>> Begin

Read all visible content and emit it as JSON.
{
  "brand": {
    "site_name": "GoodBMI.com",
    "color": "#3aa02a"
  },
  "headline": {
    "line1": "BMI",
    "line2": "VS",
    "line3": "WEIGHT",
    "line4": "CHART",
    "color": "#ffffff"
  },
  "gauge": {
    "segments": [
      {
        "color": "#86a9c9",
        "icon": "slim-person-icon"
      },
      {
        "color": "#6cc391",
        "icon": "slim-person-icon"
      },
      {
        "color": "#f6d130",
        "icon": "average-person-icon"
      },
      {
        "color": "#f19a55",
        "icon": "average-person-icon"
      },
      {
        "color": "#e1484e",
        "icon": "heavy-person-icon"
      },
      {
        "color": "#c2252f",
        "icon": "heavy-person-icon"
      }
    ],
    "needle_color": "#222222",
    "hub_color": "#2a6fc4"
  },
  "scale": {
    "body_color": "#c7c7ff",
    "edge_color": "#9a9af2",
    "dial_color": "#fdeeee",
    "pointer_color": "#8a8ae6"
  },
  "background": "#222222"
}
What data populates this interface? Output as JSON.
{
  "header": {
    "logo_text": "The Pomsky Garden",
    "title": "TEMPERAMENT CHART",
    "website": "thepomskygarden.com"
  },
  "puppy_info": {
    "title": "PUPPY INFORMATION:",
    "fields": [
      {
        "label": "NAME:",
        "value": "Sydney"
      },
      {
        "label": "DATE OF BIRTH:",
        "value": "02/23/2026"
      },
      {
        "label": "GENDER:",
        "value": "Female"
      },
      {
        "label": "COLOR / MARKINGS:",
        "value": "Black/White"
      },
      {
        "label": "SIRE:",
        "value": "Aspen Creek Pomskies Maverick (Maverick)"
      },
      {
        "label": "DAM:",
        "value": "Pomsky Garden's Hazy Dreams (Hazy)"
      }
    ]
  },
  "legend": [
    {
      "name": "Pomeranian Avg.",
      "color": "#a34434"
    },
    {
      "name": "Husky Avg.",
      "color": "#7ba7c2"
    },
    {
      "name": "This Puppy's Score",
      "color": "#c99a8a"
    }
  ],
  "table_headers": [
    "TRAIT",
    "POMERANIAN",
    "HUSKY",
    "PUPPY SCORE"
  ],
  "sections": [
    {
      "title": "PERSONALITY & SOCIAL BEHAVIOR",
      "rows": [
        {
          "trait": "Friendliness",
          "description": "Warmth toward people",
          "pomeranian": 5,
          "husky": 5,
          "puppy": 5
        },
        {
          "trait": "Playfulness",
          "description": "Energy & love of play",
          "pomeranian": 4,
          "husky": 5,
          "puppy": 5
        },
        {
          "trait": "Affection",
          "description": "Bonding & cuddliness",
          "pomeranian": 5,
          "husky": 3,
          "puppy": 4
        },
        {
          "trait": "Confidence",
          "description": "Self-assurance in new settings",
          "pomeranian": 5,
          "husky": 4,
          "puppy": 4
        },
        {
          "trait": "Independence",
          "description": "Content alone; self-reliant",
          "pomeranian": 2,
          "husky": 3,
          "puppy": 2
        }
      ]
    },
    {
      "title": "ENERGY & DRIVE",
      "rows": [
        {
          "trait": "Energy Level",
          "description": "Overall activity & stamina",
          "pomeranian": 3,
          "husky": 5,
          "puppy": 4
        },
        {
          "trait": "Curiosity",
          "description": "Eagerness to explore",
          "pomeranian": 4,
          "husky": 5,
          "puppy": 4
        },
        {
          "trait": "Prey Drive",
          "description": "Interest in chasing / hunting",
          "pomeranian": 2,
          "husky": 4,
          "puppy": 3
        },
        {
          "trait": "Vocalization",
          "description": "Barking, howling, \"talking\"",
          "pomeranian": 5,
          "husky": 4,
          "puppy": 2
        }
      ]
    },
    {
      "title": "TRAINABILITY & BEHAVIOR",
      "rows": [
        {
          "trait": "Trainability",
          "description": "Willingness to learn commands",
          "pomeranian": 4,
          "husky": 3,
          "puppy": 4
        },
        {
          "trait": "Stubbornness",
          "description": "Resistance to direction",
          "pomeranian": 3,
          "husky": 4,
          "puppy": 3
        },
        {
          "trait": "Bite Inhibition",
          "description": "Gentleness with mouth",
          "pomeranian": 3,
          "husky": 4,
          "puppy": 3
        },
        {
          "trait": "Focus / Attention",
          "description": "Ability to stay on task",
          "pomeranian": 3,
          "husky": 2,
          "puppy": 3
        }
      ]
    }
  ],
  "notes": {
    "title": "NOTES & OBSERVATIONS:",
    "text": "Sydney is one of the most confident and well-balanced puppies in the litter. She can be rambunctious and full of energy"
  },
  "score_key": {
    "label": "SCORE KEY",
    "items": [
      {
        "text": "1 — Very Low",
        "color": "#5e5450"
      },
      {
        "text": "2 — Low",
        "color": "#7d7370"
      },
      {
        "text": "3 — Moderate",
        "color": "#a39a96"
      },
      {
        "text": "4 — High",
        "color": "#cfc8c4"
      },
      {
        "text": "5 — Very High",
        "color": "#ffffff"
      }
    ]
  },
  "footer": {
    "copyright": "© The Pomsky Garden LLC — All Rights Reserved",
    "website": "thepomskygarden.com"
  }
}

>> End

Extract every entry in the listing word for word.

Read all visible content and emit it as JSON.
{
  "brand": {
    "site_name": "GoodBMI.com",
    "color": "#3aa02a"
  },
  "headline": {
    "line1": "BMI",
    "line2": "VS",
    "line3": "WEIGHT",
    "line4": "CHART",
    "color": "#ffffff"
  },
  "gauge": {
    "segments": [
      {
        "color": "#86a9c9",
        "icon": "slim-person-icon"
      },
      {
        "color": "#6cc391",
        "icon": "slim-person-icon"
      },
      {
        "color": "#f6d130",
        "icon": "average-person-icon"
      },
      {
        "color": "#f19a55",
        "icon": "average-person-icon"
      },
      {
        "color": "#e1484e",
        "icon": "heavy-person-icon"
      },
      {
        "color": "#c2252f",
        "icon": "heavy-person-icon"
      }
    ],
    "needle_color": "#222222",
    "hub_color": "#2a6fc4"
  },
  "scale": {
    "body_color": "#c7c7ff",
    "edge_color": "#9a9af2",
    "dial_color": "#fdeeee",
    "pointer_color": "#8a8ae6"
  },
  "background": "#222222"
}
What data populates this interface? Output as JSON.
{
  "header": {
    "logo_text": "The Pomsky Garden",
    "title": "TEMPERAMENT CHART",
    "website": "thepomskygarden.com"
  },
  "puppy_info": {
    "title": "PUPPY INFORMATION:",
    "fields": [
      {
        "label": "NAME:",
        "value": "Sydney"
      },
      {
        "label": "DATE OF BIRTH:",
        "value": "02/23/2026"
      },
      {
        "label": "GENDER:",
        "value": "Female"
      },
      {
        "label": "COLOR / MARKINGS:",
        "value": "Black/White"
      },
      {
        "label": "SIRE:",
        "value": "Aspen Creek Pomskies Maverick (Maverick)"
      },
      {
        "label": "DAM:",
        "value": "Pomsky Garden's Hazy Dreams (Hazy)"
      }
    ]
  },
  "legend": [
    {
      "name": "Pomeranian Avg.",
      "color": "#a34434"
    },
    {
      "name": "Husky Avg.",
      "color": "#7ba7c2"
    },
    {
      "name": "This Puppy's Score",
      "color": "#c99a8a"
    }
  ],
  "table_headers": [
    "TRAIT",
    "POMERANIAN",
    "HUSKY",
    "PUPPY SCORE"
  ],
  "sections": [
    {
      "title": "PERSONALITY & SOCIAL BEHAVIOR",
      "rows": [
        {
          "trait": "Friendliness",
          "description": "Warmth toward people",
          "pomeranian": 5,
          "husky": 5,
          "puppy": 5
        },
        {
          "trait": "Playfulness",
          "description": "Energy & love of play",
          "pomeranian": 4,
          "husky": 5,
          "puppy": 5
        },
        {
          "trait": "Affection",
          "description": "Bonding & cuddliness",
          "pomeranian": 5,
          "husky": 3,
          "puppy": 4
        },
        {
          "trait": "Confidence",
          "description": "Self-assurance in new settings",
          "pomeranian": 5,
          "husky": 4,
          "puppy": 4
        },
        {
          "trait": "Independence",
          "description": "Content alone; self-reliant",
          "pomeranian": 2,
          "husky": 3,
          "puppy": 2
        }
      ]
    },
    {
      "title": "ENERGY & DRIVE",
      "rows": [
        {
          "trait": "Energy Level",
          "description": "Overall activity & stamina",
          "pomeranian": 3,
          "husky": 5,
          "puppy": 4
        },
        {
          "trait": "Curiosity",
          "description": "Eagerness to explore",
          "pomeranian": 4,
          "husky": 5,
          "puppy": 4
        },
        {
          "trait": "Prey Drive",
          "description": "Interest in chasing / hunting",
          "pomeranian": 2,
          "husky": 4,
          "puppy": 3
        },
        {
          "trait": "Vocalization",
          "description": "Barking, howling, \"talking\"",
          "pomeranian": 5,
          "husky": 4,
          "puppy": 2
        }
      ]
    },
    {
      "title": "TRAINABILITY & BEHAVIOR",
      "rows": [
        {
          "trait": "Trainability",
          "description": "Willingness to learn commands",
          "pomeranian": 4,
          "husky": 3,
          "puppy": 4
        },
        {
          "trait": "Stubbornness",
          "description": "Resistance to direction",
          "pomeranian": 3,
          "husky": 4,
          "puppy": 3
        },
        {
          "trait": "Bite Inhibition",
          "description": "Gentleness with mouth",
          "pomeranian": 3,
          "husky": 4,
          "puppy": 3
        },
        {
          "trait": "Focus / Attention",
          "description": "Ability to stay on task",
          "pomeranian": 3,
          "husky": 2,
          "puppy": 3
        }
      ]
    }
  ],
  "notes": {
    "title": "NOTES & OBSERVATIONS:",
    "text": "Sydney is one of the most confident and well-balanced puppies in the litter. She can be rambunctious and full of energy"
  },
  "score_key": {
    "label": "SCORE KEY",
    "items": [
      {
        "text": "1 — Very Low",
        "color": "#5e5450"
      },
      {
        "text": "2 — Low",
        "color": "#7d7370"
      },
      {
        "text": "3 — Moderate",
        "color": "#a39a96"
      },
      {
        "text": "4 — High",
        "color": "#cfc8c4"
      },
      {
        "text": "5 — Very High",
        "color": "#ffffff"
      }
    ]
  },
  "footer": {
    "copyright": "© The Pomsky Garden LLC — All Rights Reserved",
    "website": "thepomskygarden.com"
  }
}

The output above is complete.